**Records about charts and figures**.
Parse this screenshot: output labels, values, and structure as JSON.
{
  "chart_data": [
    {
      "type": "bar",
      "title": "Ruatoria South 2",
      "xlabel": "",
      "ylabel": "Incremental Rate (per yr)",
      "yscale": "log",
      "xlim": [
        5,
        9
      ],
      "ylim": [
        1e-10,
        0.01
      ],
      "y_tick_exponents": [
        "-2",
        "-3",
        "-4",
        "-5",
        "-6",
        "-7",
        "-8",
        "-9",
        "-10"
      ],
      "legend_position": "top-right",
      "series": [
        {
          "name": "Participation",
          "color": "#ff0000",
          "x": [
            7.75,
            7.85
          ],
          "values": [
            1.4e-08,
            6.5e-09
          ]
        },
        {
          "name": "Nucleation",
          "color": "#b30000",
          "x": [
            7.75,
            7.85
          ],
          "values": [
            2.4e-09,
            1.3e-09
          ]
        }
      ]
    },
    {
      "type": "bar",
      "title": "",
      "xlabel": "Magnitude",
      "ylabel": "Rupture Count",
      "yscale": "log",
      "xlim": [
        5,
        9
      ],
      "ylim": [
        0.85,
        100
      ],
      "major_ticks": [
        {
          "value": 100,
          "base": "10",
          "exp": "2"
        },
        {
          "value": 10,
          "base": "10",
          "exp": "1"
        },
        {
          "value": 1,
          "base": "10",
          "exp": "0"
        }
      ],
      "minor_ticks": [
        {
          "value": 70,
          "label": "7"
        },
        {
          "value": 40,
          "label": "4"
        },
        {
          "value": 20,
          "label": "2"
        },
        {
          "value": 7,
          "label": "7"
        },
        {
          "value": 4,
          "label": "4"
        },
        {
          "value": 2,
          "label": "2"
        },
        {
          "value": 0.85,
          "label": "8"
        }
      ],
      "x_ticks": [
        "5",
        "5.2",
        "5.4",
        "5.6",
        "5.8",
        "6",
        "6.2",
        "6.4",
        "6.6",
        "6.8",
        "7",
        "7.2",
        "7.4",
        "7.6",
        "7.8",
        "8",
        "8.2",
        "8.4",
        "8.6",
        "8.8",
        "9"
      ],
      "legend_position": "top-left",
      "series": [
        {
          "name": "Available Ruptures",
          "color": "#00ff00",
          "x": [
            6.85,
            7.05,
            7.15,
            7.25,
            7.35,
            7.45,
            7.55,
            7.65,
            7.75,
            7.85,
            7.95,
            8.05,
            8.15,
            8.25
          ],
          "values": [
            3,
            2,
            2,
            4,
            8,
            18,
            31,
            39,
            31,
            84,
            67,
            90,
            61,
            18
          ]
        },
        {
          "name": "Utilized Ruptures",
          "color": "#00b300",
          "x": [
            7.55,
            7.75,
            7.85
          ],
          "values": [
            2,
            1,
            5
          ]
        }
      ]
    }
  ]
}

**WHAT IS NEEDED**.
Extract the whole listing, character for character.

**RIGHT ANSWER**.
Parse this screenshot: output labels, values, and structure as JSON.
{
  "chart_data": [
    {
      "type": "bar",
      "title": "Ruatoria South 2",
      "xlabel": "",
      "ylabel": "Incremental Rate (per yr)",
      "yscale": "log",
      "xlim": [
        5,
        9
      ],
      "ylim": [
        1e-10,
        0.01
      ],
      "y_tick_exponents": [
        "-2",
        "-3",
        "-4",
        "-5",
        "-6",
        "-7",
        "-8",
        "-9",
        "-10"
      ],
      "legend_position": "top-right",
      "series": [
        {
          "name": "Participation",
          "color": "#ff0000",
          "x": [
            7.75,
            7.85
          ],
          "values": [
            1.4e-08,
            6.5e-09
          ]
        },
        {
          "name": "Nucleation",
          "color": "#b30000",
          "x": [
            7.75,
            7.85
          ],
          "values": [
            2.4e-09,
            1.3e-09
          ]
        }
      ]
    },
    {
      "type": "bar",
      "title": "",
      "xlabel": "Magnitude",
      "ylabel": "Rupture Count",
      "yscale": "log",
      "xlim": [
        5,
        9
      ],
      "ylim": [
        0.85,
        100
      ],
      "major_ticks": [
        {
          "value": 100,
          "base": "10",
          "exp": "2"
        },
        {
          "value": 10,
          "base": "10",
          "exp": "1"
        },
        {
          "value": 1,
          "base": "10",
          "exp": "0"
        }
      ],
      "minor_ticks": [
        {
          "value": 70,
          "label": "7"
        },
        {
          "value": 40,
          "label": "4"
        },
        {
          "value": 20,
          "label": "2"
        },
        {
          "value": 7,
          "label": "7"
        },
        {
          "value": 4,
          "label": "4"
        },
        {
          "value": 2,
          "label": "2"
        },
        {
          "value": 0.85,
          "label": "8"
        }
      ],
      "x_ticks": [
        "5",
        "5.2",
        "5.4",
        "5.6",
        "5.8",
        "6",
        "6.2",
        "6.4",
        "6.6",
        "6.8",
        "7",
        "7.2",
        "7.4",
        "7.6",
        "7.8",
        "8",
        "8.2",
        "8.4",
        "8.6",
        "8.8",
        "9"
      ],
      "legend_position": "top-left",
      "series": [
        {
          "name": "Available Ruptures",
          "color": "#00ff00",
          "x": [
            6.85,
            7.05,
            7.15,
            7.25,
            7.35,
            7.45,
            7.55,
            7.65,
            7.75,
            7.85,
            7.95,
            8.05,
            8.15,
            8.25
          ],
          "values": [
            3,
            2,
            2,
            4,
            8,
            18,
            31,
            39,
            31,
            84,
            67,
            90,
            61,
            18
          ]
        },
        {
          "name": "Utilized Ruptures",
          "color": "#00b300",
          "x": [
            7.55,
            7.75,
            7.85
          ],
          "values": [
            2,
            1,
            5
          ]
        }
      ]
    }
  ]
}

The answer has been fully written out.